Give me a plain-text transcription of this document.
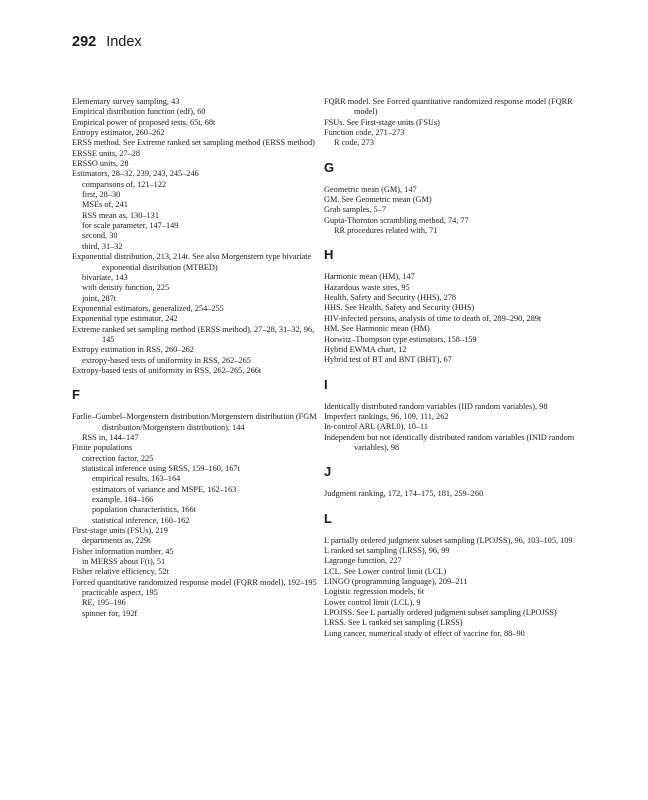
292 Index
Elementary survey sampling, 43
Empirical distribution function (edf), 60
Empirical power of proposed tests, 65t, 68t
Entropy estimator, 260–262
ERSS method. See Extreme ranked set sampling method (ERSS method)
ERSSE units, 27–28
ERSSO units, 28
Estimators, 28–32, 239, 243, 245–246
comparisons of, 121–122
first, 28–30
MSEs of, 241
RSS mean as, 130–131
for scale parameter, 147–149
second, 30
third, 31–32
Exponential distribution, 213, 214t. See also Morgenstern type bivariate exponential distribution (MTBED)
bivariate, 143
with density function, 225
joint, 287t
Exponential estimators, generalized, 254–255
Exponential type estimator, 242
Extreme ranked set sampling method (ERSS method), 27–28, 31–32, 96, 145
Extropy estimation in RSS, 260–262
extropy-based tests of uniformity in RSS, 262–265
Extropy-based tests of uniformity in RSS, 262–265, 266t
F
Farlie–Gumbel–Morgenstern distribution/Morgenstern distribution (FGM distribution/Morgenstern distribution), 144
RSS in, 144–147
Finite populations
correction factor, 225
statistical inference using SRSS, 159–160, 167t
empirical results, 163–164
estimators of variance and MSPE, 162–163
example, 164–166
population characteristics, 166t
statistical inference, 160–162
First-stage units (FSUs), 219
departments as, 229t
Fisher information number, 45
in MERSS about F(t), 51
Fisher relative efficiency, 52t
Forced quantitative randomized response model (FQRR model), 192–195
practicable aspect, 195
RE, 195–196
spinner for, 192f
FQRR model. See Forced quantitative randomized response model (FQRR model)
FSUs. See First-stage units (FSUs)
Function code, 271–273
R code, 273
G
Geometric mean (GM), 147
GM. See Geometric mean (GM)
Grab samples, 5–7
Gupta-Thornton scrambling method, 74, 77
RR procedures related with, 71
H
Harmonic mean (HM), 147
Hazardous waste sites, 95
Health, Safety and Security (HHS), 278
HHS. See Health, Safety and Security (HHS)
HIV-infected persons, analysis of time to death of, 289–290, 289t
HM. See Harmonic mean (HM)
Horwitz–Thompson type estimators, 158–159
Hybrid EWMA chart, 12
Hybrid test of BT and BNT (BHT), 67
I
Identically distributed random variables (IID random variables), 98
Imperfect rankings, 96, 109, 111, 262
In-control ARL (ARL0), 10–11
Independent but not identically distributed random variables (INID random variables), 98
J
Judgment ranking, 172, 174–175, 181, 259–260
L
L partially ordered judgment subset sampling (LPOJSS), 96, 103–105, 109
L ranked set sampling (LRSS), 96, 99
Lagrange function, 227
LCL. See Lower control limit (LCL)
LINGO (programming language), 209–211
Logistic regression models, 6t
Lower control limit (LCL), 9
LPOJSS. See L partially ordered judgment subset sampling (LPOJSS)
LRSS. See L ranked set sampling (LRSS)
Lung cancer, numerical study of effect of vaccine for, 88–90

#####

[TASK OBJECTIVE] Set down every entry word for word, but omit the pictures.

[RESPONSE]
Give me a plain-text transcription of this document.
292 Index
Elementary survey sampling, 43
Empirical distribution function (edf), 60
Empirical power of proposed tests, 65t, 68t
Entropy estimator, 260–262
ERSS method. See Extreme ranked set sampling method (ERSS method)
ERSSE units, 27–28
ERSSO units, 28
Estimators, 28–32, 239, 243, 245–246
comparisons of, 121–122
first, 28–30
MSEs of, 241
RSS mean as, 130–131
for scale parameter, 147–149
second, 30
third, 31–32
Exponential distribution, 213, 214t. See also Morgenstern type bivariate exponential distribution (MTBED)
bivariate, 143
with density function, 225
joint, 287t
Exponential estimators, generalized, 254–255
Exponential type estimator, 242
Extreme ranked set sampling method (ERSS method), 27–28, 31–32, 96, 145
Extropy estimation in RSS, 260–262
extropy-based tests of uniformity in RSS, 262–265
Extropy-based tests of uniformity in RSS, 262–265, 266t
F
Farlie–Gumbel–Morgenstern distribution/Morgenstern distribution (FGM distribution/Morgenstern distribution), 144
RSS in, 144–147
Finite populations
correction factor, 225
statistical inference using SRSS, 159–160, 167t
empirical results, 163–164
estimators of variance and MSPE, 162–163
example, 164–166
population characteristics, 166t
statistical inference, 160–162
First-stage units (FSUs), 219
departments as, 229t
Fisher information number, 45
in MERSS about F(t), 51
Fisher relative efficiency, 52t
Forced quantitative randomized response model (FQRR model), 192–195
practicable aspect, 195
RE, 195–196
spinner for, 192f
FQRR model. See Forced quantitative randomized response model (FQRR model)
FSUs. See First-stage units (FSUs)
Function code, 271–273
R code, 273
G
Geometric mean (GM), 147
GM. See Geometric mean (GM)
Grab samples, 5–7
Gupta-Thornton scrambling method, 74, 77
RR procedures related with, 71
H
Harmonic mean (HM), 147
Hazardous waste sites, 95
Health, Safety and Security (HHS), 278
HHS. See Health, Safety and Security (HHS)
HIV-infected persons, analysis of time to death of, 289–290, 289t
HM. See Harmonic mean (HM)
Horwitz–Thompson type estimators, 158–159
Hybrid EWMA chart, 12
Hybrid test of BT and BNT (BHT), 67
I
Identically distributed random variables (IID random variables), 98
Imperfect rankings, 96, 109, 111, 262
In-control ARL (ARL0), 10–11
Independent but not identically distributed random variables (INID random variables), 98
J
Judgment ranking, 172, 174–175, 181, 259–260
L
L partially ordered judgment subset sampling (LPOJSS), 96, 103–105, 109
L ranked set sampling (LRSS), 96, 99
Lagrange function, 227
LCL. See Lower control limit (LCL)
LINGO (programming language), 209–211
Logistic regression models, 6t
Lower control limit (LCL), 9
LPOJSS. See L partially ordered judgment subset sampling (LPOJSS)
LRSS. See L ranked set sampling (LRSS)
Lung cancer, numerical study of effect of vaccine for, 88–90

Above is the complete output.